== To do ==
Look for the string "undo" in the lines and copy each line that has it.

○ ○ ○ ○

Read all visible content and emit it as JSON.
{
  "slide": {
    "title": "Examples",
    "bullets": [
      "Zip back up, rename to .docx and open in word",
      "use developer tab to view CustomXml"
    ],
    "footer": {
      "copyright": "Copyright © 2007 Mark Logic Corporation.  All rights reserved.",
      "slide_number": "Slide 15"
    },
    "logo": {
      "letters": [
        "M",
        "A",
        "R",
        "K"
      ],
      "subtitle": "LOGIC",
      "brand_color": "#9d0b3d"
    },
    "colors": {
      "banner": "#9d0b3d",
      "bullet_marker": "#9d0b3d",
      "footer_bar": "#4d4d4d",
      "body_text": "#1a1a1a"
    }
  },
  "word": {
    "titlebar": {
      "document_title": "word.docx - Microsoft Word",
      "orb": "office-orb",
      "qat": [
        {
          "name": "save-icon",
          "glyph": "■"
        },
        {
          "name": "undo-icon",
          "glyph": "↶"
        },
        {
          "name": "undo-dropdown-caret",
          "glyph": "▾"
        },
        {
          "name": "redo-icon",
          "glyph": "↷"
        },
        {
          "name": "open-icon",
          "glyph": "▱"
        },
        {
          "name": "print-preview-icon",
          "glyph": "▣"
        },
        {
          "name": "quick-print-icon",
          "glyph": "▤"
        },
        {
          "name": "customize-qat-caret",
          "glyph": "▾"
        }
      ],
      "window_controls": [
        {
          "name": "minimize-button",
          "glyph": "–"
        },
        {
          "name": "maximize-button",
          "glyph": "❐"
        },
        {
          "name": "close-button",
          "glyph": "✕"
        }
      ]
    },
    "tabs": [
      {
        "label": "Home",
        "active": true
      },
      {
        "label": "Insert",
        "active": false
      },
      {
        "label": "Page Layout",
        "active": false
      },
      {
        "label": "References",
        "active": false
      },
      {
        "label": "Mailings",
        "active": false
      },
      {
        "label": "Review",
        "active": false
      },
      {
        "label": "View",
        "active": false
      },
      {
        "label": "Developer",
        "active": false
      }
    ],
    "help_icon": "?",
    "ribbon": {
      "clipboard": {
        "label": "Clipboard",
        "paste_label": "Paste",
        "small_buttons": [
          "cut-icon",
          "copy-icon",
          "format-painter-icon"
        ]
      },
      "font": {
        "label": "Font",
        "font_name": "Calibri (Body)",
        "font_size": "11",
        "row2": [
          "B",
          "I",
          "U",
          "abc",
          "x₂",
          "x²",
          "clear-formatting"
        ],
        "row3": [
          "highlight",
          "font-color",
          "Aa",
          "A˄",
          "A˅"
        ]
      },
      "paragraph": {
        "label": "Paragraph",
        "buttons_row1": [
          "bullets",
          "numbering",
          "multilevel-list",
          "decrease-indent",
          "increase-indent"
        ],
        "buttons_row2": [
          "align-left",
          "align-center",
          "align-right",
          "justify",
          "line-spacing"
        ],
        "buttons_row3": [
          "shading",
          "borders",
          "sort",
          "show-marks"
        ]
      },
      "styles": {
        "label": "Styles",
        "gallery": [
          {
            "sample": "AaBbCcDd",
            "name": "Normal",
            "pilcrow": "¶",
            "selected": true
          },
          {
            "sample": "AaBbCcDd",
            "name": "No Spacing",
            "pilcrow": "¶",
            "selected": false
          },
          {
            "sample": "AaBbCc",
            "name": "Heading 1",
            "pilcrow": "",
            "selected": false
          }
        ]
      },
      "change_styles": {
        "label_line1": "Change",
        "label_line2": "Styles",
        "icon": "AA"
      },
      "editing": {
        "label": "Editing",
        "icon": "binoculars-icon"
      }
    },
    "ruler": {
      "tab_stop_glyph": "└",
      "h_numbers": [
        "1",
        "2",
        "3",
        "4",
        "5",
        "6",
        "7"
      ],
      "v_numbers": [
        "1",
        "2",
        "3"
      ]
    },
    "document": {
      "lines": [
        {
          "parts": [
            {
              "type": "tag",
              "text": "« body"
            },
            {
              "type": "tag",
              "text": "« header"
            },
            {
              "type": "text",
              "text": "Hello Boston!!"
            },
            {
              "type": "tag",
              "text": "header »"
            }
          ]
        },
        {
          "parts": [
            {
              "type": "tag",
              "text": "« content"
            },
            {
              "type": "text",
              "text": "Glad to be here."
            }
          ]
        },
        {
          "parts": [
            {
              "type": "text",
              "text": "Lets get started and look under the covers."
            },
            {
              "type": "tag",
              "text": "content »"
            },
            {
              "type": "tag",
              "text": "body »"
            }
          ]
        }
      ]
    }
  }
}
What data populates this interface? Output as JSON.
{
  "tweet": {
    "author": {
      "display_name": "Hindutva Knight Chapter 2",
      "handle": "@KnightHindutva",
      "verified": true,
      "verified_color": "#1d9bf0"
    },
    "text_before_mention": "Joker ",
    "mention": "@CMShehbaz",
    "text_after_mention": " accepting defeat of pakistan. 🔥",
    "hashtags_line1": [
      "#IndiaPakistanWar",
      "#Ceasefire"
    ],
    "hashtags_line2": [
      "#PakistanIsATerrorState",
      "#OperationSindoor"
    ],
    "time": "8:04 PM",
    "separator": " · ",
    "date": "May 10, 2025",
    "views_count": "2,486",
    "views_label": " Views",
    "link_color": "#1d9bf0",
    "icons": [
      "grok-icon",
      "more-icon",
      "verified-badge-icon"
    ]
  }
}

○ ○ ○ ○

== Answer to the exercise ==
          "name": "undo-icon",
          "name": "undo-dropdown-caret",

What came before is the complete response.